Compito A: Ricopia senza alcuna modifica le righe dei blocchi, da quella che contiene "cash-in-label: IN [425,170,438,185]" fino a quella che contiene "summary-value: $4,245.54 [748,353,809,368]", estremi inclusi.
Compito B: Prosegui il testo sull'assoluzione di Prayut e sulle proteste a Bangkok dal punto in cui si interrompe.

Testo fornito:
☆ ☆ ☆ ☆ ☆ ☆ ☆
Prayut assolto ma non ferma la protesta


Il premier tailandese Prayut Chan-O-Cha è stato assolto ieri a Bangkok dalla Corte costituzionale per l’accusa di corruzione e di tradimento del codice etico  per aver continuato ad abitare in una residenza dell'esercito pur essendosi spogliato della divisa quando, da golpista militare, si trasformò in primo ministro in doppiopetto. Le migliaia di dimostranti, che come ormai accade dal febbraio scorso e con sempre più costanza negli ultimi mesi, si erano dati appuntamento in piazza non l’anno presa bene. E hanno trasformato il presidio organizzato in attesa della sentenza in una sorta di processo al premier, di cui chiedono le dimissioni, e al paravento democratico di un regime  ostaggio della Corona e dei militari. L’assoluzione – che ha rigettato il ricorso del partito Pheu Thai, in sostanza il rappresentante dell’ex governo che proprio Prayut aveva sciolto nel 2014 prima di dimettersi da generale - era forse scontata ma la partita era importante.

Se la Corte lo avesse riconosciuto colpevole, Prayut avrebbe dovuto dimettersi. Ma i giudici del tribunale più importante del regno hanno ritenuto che il fatto che Prayut continuasse a vivere in una residenza militare (in cui paga l’affitto) anche dopo le dimissioni non è una situazione conflitto di interessi e dunque tutto va bene. Un ipocrita a “doppio standard” l’hanno chiamato i dimostranti che, impediti dalla polizia di raggiungere la Corte, avevano deciso di aspettare la sentenza in una una sorta di grande assemblea cittadina a una decina di chilometri di distanza dalla sede del tribunale dove hanno riaffermato il principio che, se Prayut resta, anche la piazza resterà. Lo farà nonostante le minacce del premier anche col rischio dell’utilizzo del famigerato articolo 112 del Codice penale che punisce chi offende la casa reale con pene sino a 15 anni di reclusione. Un articolo che la polizia ha già usato per convocare una dozzina di capi della protesta accusati appunto di lesa maestà.
☆ ☆ ☆ ☆ ☆ ☆ ☆
Righe:

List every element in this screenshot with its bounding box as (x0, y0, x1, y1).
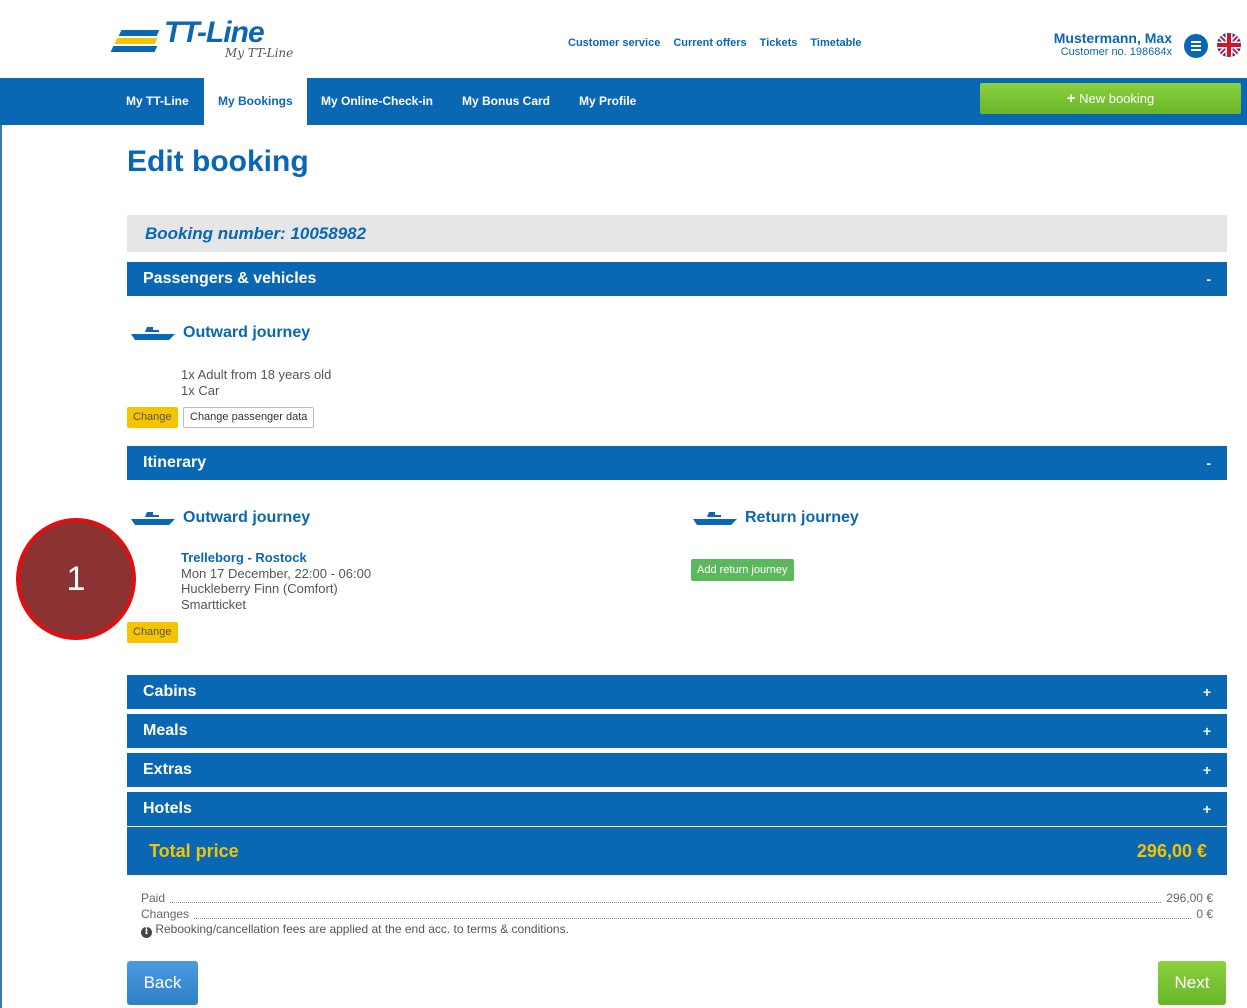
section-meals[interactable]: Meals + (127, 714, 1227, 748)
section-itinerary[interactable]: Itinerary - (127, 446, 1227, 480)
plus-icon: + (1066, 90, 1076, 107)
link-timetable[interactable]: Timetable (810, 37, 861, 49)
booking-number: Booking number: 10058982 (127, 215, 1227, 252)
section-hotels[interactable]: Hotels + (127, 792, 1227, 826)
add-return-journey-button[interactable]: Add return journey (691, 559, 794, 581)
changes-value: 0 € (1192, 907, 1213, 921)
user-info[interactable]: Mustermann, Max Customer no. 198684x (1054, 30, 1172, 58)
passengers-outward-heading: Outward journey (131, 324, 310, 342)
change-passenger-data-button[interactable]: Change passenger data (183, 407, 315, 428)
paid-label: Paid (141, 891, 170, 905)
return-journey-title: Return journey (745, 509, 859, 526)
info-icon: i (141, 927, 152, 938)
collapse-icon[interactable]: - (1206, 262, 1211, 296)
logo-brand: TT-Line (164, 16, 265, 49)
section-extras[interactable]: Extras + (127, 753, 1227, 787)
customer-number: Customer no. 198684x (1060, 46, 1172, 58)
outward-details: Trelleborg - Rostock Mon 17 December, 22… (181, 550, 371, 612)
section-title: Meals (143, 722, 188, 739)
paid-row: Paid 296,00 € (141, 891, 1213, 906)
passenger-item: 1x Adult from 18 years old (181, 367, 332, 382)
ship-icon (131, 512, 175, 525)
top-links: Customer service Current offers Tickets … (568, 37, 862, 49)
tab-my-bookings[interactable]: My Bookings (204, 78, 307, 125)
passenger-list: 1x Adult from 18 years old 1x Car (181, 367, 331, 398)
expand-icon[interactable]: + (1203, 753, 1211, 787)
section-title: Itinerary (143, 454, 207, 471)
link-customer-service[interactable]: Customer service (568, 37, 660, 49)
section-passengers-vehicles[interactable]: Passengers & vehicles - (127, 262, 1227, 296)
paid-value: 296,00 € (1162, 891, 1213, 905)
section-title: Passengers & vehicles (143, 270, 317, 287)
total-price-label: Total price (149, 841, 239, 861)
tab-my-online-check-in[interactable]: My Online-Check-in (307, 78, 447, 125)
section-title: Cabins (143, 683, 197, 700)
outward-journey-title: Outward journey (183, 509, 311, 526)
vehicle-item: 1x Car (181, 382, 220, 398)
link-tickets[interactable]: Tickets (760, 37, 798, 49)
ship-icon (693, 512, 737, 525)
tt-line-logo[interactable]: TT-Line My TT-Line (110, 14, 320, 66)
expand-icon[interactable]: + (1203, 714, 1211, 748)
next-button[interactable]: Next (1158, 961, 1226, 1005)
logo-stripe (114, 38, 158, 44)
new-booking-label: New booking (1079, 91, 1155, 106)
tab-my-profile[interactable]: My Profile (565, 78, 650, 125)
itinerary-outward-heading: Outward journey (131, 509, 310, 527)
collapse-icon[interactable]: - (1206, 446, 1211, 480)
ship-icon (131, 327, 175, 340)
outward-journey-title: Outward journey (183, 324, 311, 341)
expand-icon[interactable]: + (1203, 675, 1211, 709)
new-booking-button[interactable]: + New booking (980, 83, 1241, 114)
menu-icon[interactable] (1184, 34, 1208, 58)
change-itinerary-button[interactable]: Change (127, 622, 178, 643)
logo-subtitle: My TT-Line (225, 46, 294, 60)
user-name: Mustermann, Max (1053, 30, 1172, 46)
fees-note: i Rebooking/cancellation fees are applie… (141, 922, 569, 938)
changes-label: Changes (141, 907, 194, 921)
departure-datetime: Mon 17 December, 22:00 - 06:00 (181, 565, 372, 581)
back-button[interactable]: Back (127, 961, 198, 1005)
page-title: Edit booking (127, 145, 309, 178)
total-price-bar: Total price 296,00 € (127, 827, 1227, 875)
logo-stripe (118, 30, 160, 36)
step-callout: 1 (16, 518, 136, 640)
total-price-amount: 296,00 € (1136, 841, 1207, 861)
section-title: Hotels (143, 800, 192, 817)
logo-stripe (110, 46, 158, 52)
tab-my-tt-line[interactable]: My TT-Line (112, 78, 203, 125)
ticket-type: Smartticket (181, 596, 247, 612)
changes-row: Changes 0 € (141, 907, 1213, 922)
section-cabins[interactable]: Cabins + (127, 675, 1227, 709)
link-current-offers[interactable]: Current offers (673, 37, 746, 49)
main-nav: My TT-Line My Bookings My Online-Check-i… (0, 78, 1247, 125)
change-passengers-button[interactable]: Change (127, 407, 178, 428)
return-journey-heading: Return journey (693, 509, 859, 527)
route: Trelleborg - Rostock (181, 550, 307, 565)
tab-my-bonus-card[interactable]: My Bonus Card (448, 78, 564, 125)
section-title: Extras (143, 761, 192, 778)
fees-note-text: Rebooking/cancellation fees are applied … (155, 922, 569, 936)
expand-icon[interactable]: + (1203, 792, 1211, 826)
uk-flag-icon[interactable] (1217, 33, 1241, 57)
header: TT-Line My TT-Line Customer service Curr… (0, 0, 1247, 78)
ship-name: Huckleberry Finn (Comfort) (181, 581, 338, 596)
☆ ☆ ☆ ☆ ☆ ☆ ☆
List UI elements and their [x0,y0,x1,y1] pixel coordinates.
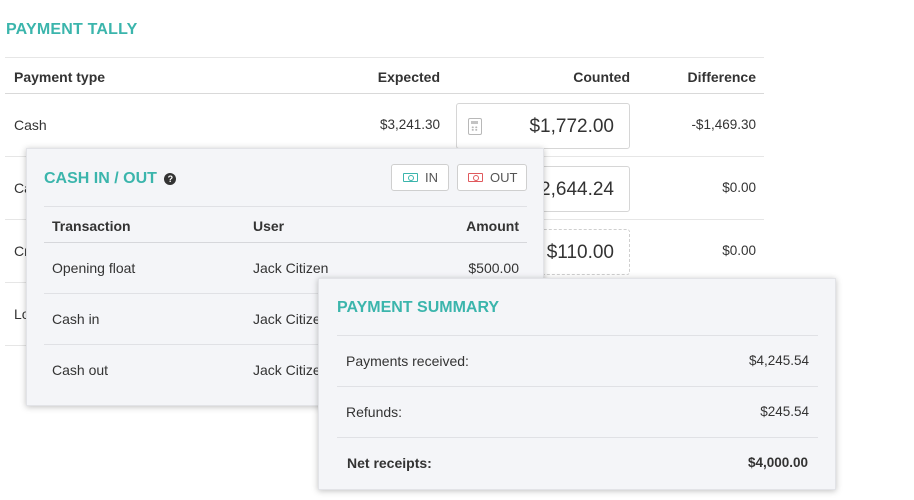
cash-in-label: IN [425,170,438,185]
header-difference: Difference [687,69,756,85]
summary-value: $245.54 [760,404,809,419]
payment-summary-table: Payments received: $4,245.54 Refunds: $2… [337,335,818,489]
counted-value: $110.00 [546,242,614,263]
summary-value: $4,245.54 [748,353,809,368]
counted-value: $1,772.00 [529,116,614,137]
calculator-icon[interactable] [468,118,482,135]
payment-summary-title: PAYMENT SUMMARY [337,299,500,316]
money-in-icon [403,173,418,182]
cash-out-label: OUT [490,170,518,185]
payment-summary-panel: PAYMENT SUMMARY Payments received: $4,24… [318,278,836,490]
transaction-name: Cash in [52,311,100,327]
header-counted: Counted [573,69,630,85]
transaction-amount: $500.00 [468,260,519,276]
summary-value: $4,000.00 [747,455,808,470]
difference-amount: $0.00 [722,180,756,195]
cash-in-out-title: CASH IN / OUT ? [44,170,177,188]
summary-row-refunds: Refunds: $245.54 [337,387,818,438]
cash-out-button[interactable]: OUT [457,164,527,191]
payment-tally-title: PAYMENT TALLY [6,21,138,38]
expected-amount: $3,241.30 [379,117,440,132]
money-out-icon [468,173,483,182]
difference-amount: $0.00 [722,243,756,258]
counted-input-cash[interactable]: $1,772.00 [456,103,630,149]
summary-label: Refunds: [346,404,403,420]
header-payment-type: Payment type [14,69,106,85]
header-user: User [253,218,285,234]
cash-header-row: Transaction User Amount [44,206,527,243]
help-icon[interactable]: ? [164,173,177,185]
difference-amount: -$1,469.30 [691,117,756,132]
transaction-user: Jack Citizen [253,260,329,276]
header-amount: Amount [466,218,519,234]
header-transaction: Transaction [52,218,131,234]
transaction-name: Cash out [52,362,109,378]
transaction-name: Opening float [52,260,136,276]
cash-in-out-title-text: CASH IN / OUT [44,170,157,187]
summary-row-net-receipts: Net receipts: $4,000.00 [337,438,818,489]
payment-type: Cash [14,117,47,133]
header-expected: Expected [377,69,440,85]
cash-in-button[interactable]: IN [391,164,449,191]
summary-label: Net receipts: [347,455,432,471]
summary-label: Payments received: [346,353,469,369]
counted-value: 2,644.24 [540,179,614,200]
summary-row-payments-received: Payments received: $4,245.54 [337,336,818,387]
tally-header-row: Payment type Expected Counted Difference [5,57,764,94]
☆ ☆ ☆ ☆ ☆ ☆ ☆
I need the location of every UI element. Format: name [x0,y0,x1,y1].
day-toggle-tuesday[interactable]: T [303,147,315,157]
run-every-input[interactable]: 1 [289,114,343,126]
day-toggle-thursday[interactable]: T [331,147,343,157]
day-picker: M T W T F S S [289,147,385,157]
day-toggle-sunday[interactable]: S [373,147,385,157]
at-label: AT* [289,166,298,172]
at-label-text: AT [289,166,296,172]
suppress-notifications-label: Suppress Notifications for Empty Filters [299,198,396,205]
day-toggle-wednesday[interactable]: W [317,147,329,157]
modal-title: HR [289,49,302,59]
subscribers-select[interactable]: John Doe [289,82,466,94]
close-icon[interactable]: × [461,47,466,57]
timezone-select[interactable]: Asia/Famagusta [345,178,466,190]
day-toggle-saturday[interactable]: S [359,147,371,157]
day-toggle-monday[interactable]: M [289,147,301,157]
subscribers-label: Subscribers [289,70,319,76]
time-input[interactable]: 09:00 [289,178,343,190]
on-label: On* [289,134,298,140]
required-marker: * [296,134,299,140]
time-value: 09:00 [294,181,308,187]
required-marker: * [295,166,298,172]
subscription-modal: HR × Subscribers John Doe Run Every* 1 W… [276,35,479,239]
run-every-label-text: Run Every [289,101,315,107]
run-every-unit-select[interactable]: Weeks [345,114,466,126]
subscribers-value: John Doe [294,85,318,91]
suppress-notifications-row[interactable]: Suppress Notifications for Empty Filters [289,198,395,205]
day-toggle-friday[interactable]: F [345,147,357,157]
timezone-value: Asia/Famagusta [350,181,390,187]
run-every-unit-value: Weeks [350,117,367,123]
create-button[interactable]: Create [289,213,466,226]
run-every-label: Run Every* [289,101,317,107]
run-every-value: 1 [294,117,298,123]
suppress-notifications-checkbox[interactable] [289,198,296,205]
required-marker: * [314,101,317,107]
☆ ☆ ☆ ☆ ☆ ☆ ☆
Risposta finale A:
cash-in-label: IN [425,170,438,185]
header-difference: Difference [687,69,756,85]
summary-value: $245.54 [760,404,809,419]
payment-summary-table: Payments received: $4,245.54 Refunds: $2… [337,335,818,489]
counted-value: $110.00 [546,242,614,263]
summary-value: $4,245.54 [748,353,809,368]

Risposta finale B:
Il movimento delle papere gialle, per l‘uso di gigantesche anatre di plastica gialla che campeggiano ormai a ogni corteo (sberleffo agli idranti della polizia e forse vago riferimento alle camice gialle dei provocatori lealisti), non sembra comunque voler farsi intimidire. E’ certo che nei giorni a venire le papere torneranno in piazza per chiedere, come fanno da febbraio, la fine del governo Prayut e un cambiamento della Costituzione che riformi il sistema elettorale  e limiti i poteri della Corona.